TO BE DONE:
Determine the count of lines holding the string "Software". Return only the number.

ENTRIES SUPPLIED:

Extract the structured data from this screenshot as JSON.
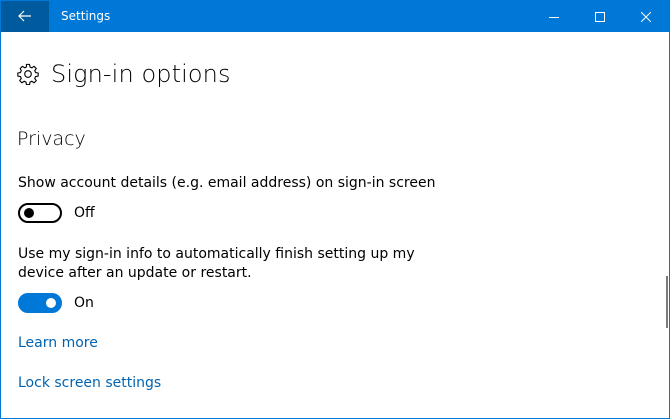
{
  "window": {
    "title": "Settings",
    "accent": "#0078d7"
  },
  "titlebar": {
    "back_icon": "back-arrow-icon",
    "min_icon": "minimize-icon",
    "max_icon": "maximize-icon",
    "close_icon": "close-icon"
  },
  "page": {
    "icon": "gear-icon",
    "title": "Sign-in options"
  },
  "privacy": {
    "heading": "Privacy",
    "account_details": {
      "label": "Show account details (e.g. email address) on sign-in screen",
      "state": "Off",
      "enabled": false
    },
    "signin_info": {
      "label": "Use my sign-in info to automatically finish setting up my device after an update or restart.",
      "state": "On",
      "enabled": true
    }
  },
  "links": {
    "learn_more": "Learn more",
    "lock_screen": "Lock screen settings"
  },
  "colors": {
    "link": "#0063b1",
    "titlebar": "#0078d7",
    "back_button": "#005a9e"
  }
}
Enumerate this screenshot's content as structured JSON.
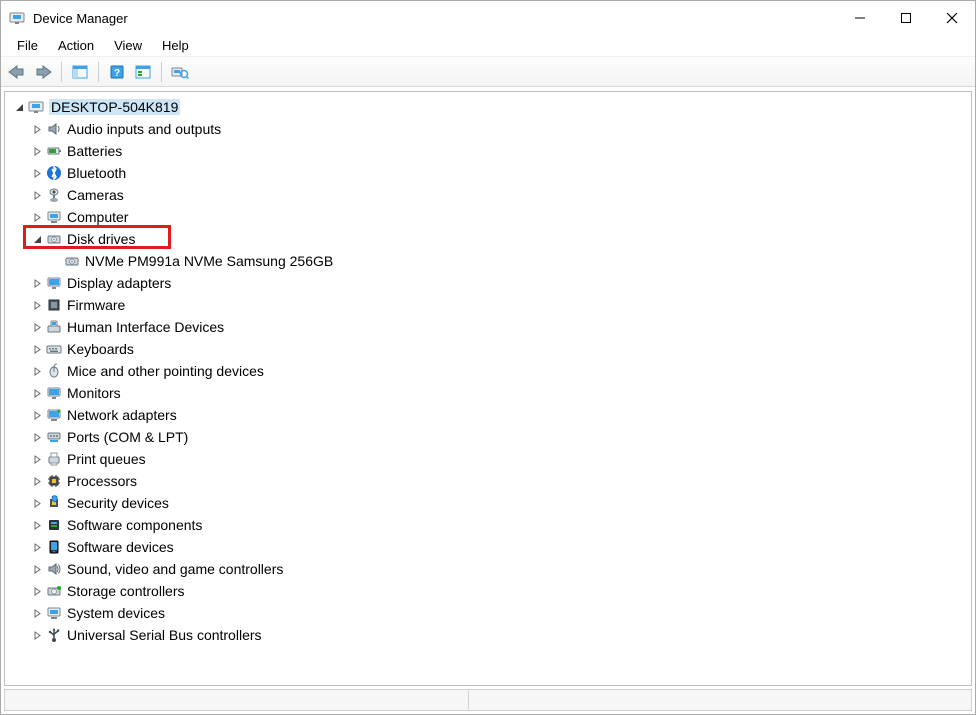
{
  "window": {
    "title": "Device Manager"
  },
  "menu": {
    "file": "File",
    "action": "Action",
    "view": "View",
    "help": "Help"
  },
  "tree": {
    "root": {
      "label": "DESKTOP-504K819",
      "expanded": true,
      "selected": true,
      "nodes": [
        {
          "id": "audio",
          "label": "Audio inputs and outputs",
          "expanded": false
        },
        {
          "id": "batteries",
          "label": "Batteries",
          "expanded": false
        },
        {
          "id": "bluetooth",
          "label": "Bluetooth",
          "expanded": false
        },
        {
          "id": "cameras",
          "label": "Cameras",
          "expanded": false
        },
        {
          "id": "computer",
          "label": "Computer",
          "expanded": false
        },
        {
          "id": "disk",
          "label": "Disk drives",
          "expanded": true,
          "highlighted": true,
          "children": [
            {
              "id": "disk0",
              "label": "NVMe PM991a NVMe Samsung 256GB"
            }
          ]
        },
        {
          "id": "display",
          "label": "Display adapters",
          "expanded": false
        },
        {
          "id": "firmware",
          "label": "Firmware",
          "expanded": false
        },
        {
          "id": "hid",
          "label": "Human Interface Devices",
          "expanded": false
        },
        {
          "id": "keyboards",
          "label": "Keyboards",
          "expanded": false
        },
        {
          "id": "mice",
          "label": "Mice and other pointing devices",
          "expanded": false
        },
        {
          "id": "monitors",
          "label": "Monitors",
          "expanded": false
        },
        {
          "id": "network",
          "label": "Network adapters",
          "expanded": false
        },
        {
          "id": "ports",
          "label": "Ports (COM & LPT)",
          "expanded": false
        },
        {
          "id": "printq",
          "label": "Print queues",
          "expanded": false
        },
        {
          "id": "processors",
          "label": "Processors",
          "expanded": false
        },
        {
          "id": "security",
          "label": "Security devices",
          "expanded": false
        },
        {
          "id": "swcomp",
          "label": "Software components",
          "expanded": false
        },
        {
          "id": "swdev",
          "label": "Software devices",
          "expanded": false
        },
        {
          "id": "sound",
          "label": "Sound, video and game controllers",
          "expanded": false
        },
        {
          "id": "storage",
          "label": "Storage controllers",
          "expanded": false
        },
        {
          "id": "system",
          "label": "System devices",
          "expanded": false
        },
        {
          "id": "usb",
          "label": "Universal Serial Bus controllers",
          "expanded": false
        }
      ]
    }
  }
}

SOLVED PROBLEM:
2